Brief: Restate the listing below word for word, omitting any images.

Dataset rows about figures
|---|

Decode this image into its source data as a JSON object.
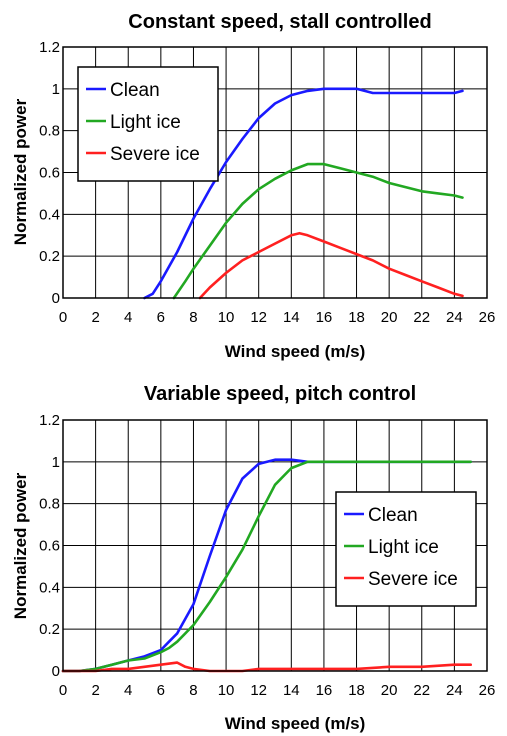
{
  "colors": {
    "clean": "#1a1aff",
    "light": "#22a822",
    "severe": "#ff2020"
  },
  "chart_data": [
    {
      "type": "line",
      "title": "Constant speed, stall controlled",
      "xlabel": "Wind speed (m/s)",
      "ylabel": "Normalized power",
      "xlim": [
        0,
        26
      ],
      "ylim": [
        0,
        1.2
      ],
      "xticks": [
        0,
        2,
        4,
        6,
        8,
        10,
        12,
        14,
        16,
        18,
        20,
        22,
        24,
        26
      ],
      "yticks": [
        0,
        0.2,
        0.4,
        0.6,
        0.8,
        1,
        1.2
      ],
      "xtick_labels": [
        "0",
        "2",
        "4",
        "6",
        "8",
        "10",
        "12",
        "14",
        "16",
        "18",
        "20",
        "22",
        "24",
        "26"
      ],
      "ytick_labels": [
        "0",
        "0.2",
        "0.4",
        "0.6",
        "0.8",
        "1",
        "1.2"
      ],
      "grid": true,
      "legend": "top-left",
      "series": [
        {
          "name": "Clean",
          "color": "clean",
          "x": [
            5,
            5.5,
            6,
            7,
            8,
            9,
            10,
            11,
            12,
            13,
            14,
            15,
            16,
            17,
            18,
            18.5,
            19,
            20,
            21,
            22,
            23,
            24,
            24.5
          ],
          "y": [
            0,
            0.02,
            0.08,
            0.22,
            0.38,
            0.52,
            0.65,
            0.76,
            0.86,
            0.93,
            0.97,
            0.99,
            1.0,
            1.0,
            1.0,
            0.99,
            0.98,
            0.98,
            0.98,
            0.98,
            0.98,
            0.98,
            0.99
          ]
        },
        {
          "name": "Light ice",
          "color": "light",
          "x": [
            6.8,
            7.5,
            8,
            9,
            10,
            11,
            12,
            13,
            14,
            15,
            16,
            17,
            18,
            19,
            20,
            21,
            22,
            23,
            24,
            24.5
          ],
          "y": [
            0,
            0.08,
            0.14,
            0.25,
            0.36,
            0.45,
            0.52,
            0.57,
            0.61,
            0.64,
            0.64,
            0.62,
            0.6,
            0.58,
            0.55,
            0.53,
            0.51,
            0.5,
            0.49,
            0.48
          ]
        },
        {
          "name": "Severe ice",
          "color": "severe",
          "x": [
            8.4,
            9,
            10,
            11,
            12,
            13,
            14,
            14.5,
            15,
            16,
            17,
            18,
            19,
            20,
            21,
            22,
            23,
            24,
            24.5
          ],
          "y": [
            0,
            0.05,
            0.12,
            0.18,
            0.22,
            0.26,
            0.3,
            0.31,
            0.3,
            0.27,
            0.24,
            0.21,
            0.18,
            0.14,
            0.11,
            0.08,
            0.05,
            0.02,
            0.01
          ]
        }
      ]
    },
    {
      "type": "line",
      "title": "Variable speed, pitch control",
      "xlabel": "Wind speed (m/s)",
      "ylabel": "Normalized power",
      "xlim": [
        0,
        26
      ],
      "ylim": [
        0,
        1.2
      ],
      "xticks": [
        0,
        2,
        4,
        6,
        8,
        10,
        12,
        14,
        16,
        18,
        20,
        22,
        24,
        26
      ],
      "yticks": [
        0,
        0.2,
        0.4,
        0.6,
        0.8,
        1,
        1.2
      ],
      "xtick_labels": [
        "0",
        "2",
        "4",
        "6",
        "8",
        "10",
        "12",
        "14",
        "16",
        "18",
        "20",
        "22",
        "24",
        "26"
      ],
      "ytick_labels": [
        "0",
        "0.2",
        "0.4",
        "0.6",
        "0.8",
        "1",
        "1.2"
      ],
      "grid": true,
      "legend": "bottom-right",
      "series": [
        {
          "name": "Clean",
          "color": "clean",
          "x": [
            0,
            1,
            2,
            3,
            4,
            5,
            6,
            6.5,
            7,
            8,
            9,
            10,
            11,
            12,
            13,
            14,
            15,
            16,
            18,
            20,
            22,
            24,
            25
          ],
          "y": [
            0,
            0,
            0.01,
            0.03,
            0.05,
            0.07,
            0.1,
            0.14,
            0.18,
            0.32,
            0.55,
            0.77,
            0.92,
            0.99,
            1.01,
            1.01,
            1.0,
            1.0,
            1.0,
            1.0,
            1.0,
            1.0,
            1.0
          ]
        },
        {
          "name": "Light ice",
          "color": "light",
          "x": [
            0,
            1,
            2,
            3,
            4,
            5,
            6,
            6.5,
            7,
            8,
            9,
            10,
            11,
            12,
            13,
            14,
            15,
            16,
            18,
            20,
            22,
            24,
            25
          ],
          "y": [
            0,
            0,
            0.01,
            0.03,
            0.05,
            0.06,
            0.09,
            0.11,
            0.14,
            0.22,
            0.33,
            0.45,
            0.58,
            0.74,
            0.89,
            0.97,
            1.0,
            1.0,
            1.0,
            1.0,
            1.0,
            1.0,
            1.0
          ]
        },
        {
          "name": "Severe ice",
          "color": "severe",
          "x": [
            0,
            1,
            2,
            3,
            4,
            5,
            6,
            7,
            7.5,
            8,
            9,
            10,
            11,
            12,
            14,
            16,
            18,
            20,
            22,
            24,
            25
          ],
          "y": [
            0,
            0,
            0,
            0.01,
            0.01,
            0.02,
            0.03,
            0.04,
            0.02,
            0.01,
            0,
            0,
            0,
            0.01,
            0.01,
            0.01,
            0.01,
            0.02,
            0.02,
            0.03,
            0.03
          ]
        }
      ]
    }
  ]
}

|---|

Reply to the exercise:
Decode this image into its source data as a JSON object.
{
  "colors": {
    "clean": "#1a1aff",
    "light": "#22a822",
    "severe": "#ff2020"
  },
  "chart_data": [
    {
      "type": "line",
      "title": "Constant speed, stall controlled",
      "xlabel": "Wind speed (m/s)",
      "ylabel": "Normalized power",
      "xlim": [
        0,
        26
      ],
      "ylim": [
        0,
        1.2
      ],
      "xticks": [
        0,
        2,
        4,
        6,
        8,
        10,
        12,
        14,
        16,
        18,
        20,
        22,
        24,
        26
      ],
      "yticks": [
        0,
        0.2,
        0.4,
        0.6,
        0.8,
        1,
        1.2
      ],
      "xtick_labels": [
        "0",
        "2",
        "4",
        "6",
        "8",
        "10",
        "12",
        "14",
        "16",
        "18",
        "20",
        "22",
        "24",
        "26"
      ],
      "ytick_labels": [
        "0",
        "0.2",
        "0.4",
        "0.6",
        "0.8",
        "1",
        "1.2"
      ],
      "grid": true,
      "legend": "top-left",
      "series": [
        {
          "name": "Clean",
          "color": "clean",
          "x": [
            5,
            5.5,
            6,
            7,
            8,
            9,
            10,
            11,
            12,
            13,
            14,
            15,
            16,
            17,
            18,
            18.5,
            19,
            20,
            21,
            22,
            23,
            24,
            24.5
          ],
          "y": [
            0,
            0.02,
            0.08,
            0.22,
            0.38,
            0.52,
            0.65,
            0.76,
            0.86,
            0.93,
            0.97,
            0.99,
            1.0,
            1.0,
            1.0,
            0.99,
            0.98,
            0.98,
            0.98,
            0.98,
            0.98,
            0.98,
            0.99
          ]
        },
        {
          "name": "Light ice",
          "color": "light",
          "x": [
            6.8,
            7.5,
            8,
            9,
            10,
            11,
            12,
            13,
            14,
            15,
            16,
            17,
            18,
            19,
            20,
            21,
            22,
            23,
            24,
            24.5
          ],
          "y": [
            0,
            0.08,
            0.14,
            0.25,
            0.36,
            0.45,
            0.52,
            0.57,
            0.61,
            0.64,
            0.64,
            0.62,
            0.6,
            0.58,
            0.55,
            0.53,
            0.51,
            0.5,
            0.49,
            0.48
          ]
        },
        {
          "name": "Severe ice",
          "color": "severe",
          "x": [
            8.4,
            9,
            10,
            11,
            12,
            13,
            14,
            14.5,
            15,
            16,
            17,
            18,
            19,
            20,
            21,
            22,
            23,
            24,
            24.5
          ],
          "y": [
            0,
            0.05,
            0.12,
            0.18,
            0.22,
            0.26,
            0.3,
            0.31,
            0.3,
            0.27,
            0.24,
            0.21,
            0.18,
            0.14,
            0.11,
            0.08,
            0.05,
            0.02,
            0.01
          ]
        }
      ]
    },
    {
      "type": "line",
      "title": "Variable speed, pitch control",
      "xlabel": "Wind speed (m/s)",
      "ylabel": "Normalized power",
      "xlim": [
        0,
        26
      ],
      "ylim": [
        0,
        1.2
      ],
      "xticks": [
        0,
        2,
        4,
        6,
        8,
        10,
        12,
        14,
        16,
        18,
        20,
        22,
        24,
        26
      ],
      "yticks": [
        0,
        0.2,
        0.4,
        0.6,
        0.8,
        1,
        1.2
      ],
      "xtick_labels": [
        "0",
        "2",
        "4",
        "6",
        "8",
        "10",
        "12",
        "14",
        "16",
        "18",
        "20",
        "22",
        "24",
        "26"
      ],
      "ytick_labels": [
        "0",
        "0.2",
        "0.4",
        "0.6",
        "0.8",
        "1",
        "1.2"
      ],
      "grid": true,
      "legend": "bottom-right",
      "series": [
        {
          "name": "Clean",
          "color": "clean",
          "x": [
            0,
            1,
            2,
            3,
            4,
            5,
            6,
            6.5,
            7,
            8,
            9,
            10,
            11,
            12,
            13,
            14,
            15,
            16,
            18,
            20,
            22,
            24,
            25
          ],
          "y": [
            0,
            0,
            0.01,
            0.03,
            0.05,
            0.07,
            0.1,
            0.14,
            0.18,
            0.32,
            0.55,
            0.77,
            0.92,
            0.99,
            1.01,
            1.01,
            1.0,
            1.0,
            1.0,
            1.0,
            1.0,
            1.0,
            1.0
          ]
        },
        {
          "name": "Light ice",
          "color": "light",
          "x": [
            0,
            1,
            2,
            3,
            4,
            5,
            6,
            6.5,
            7,
            8,
            9,
            10,
            11,
            12,
            13,
            14,
            15,
            16,
            18,
            20,
            22,
            24,
            25
          ],
          "y": [
            0,
            0,
            0.01,
            0.03,
            0.05,
            0.06,
            0.09,
            0.11,
            0.14,
            0.22,
            0.33,
            0.45,
            0.58,
            0.74,
            0.89,
            0.97,
            1.0,
            1.0,
            1.0,
            1.0,
            1.0,
            1.0,
            1.0
          ]
        },
        {
          "name": "Severe ice",
          "color": "severe",
          "x": [
            0,
            1,
            2,
            3,
            4,
            5,
            6,
            7,
            7.5,
            8,
            9,
            10,
            11,
            12,
            14,
            16,
            18,
            20,
            22,
            24,
            25
          ],
          "y": [
            0,
            0,
            0,
            0.01,
            0.01,
            0.02,
            0.03,
            0.04,
            0.02,
            0.01,
            0,
            0,
            0,
            0.01,
            0.01,
            0.01,
            0.01,
            0.02,
            0.02,
            0.03,
            0.03
          ]
        }
      ]
    }
  ]
}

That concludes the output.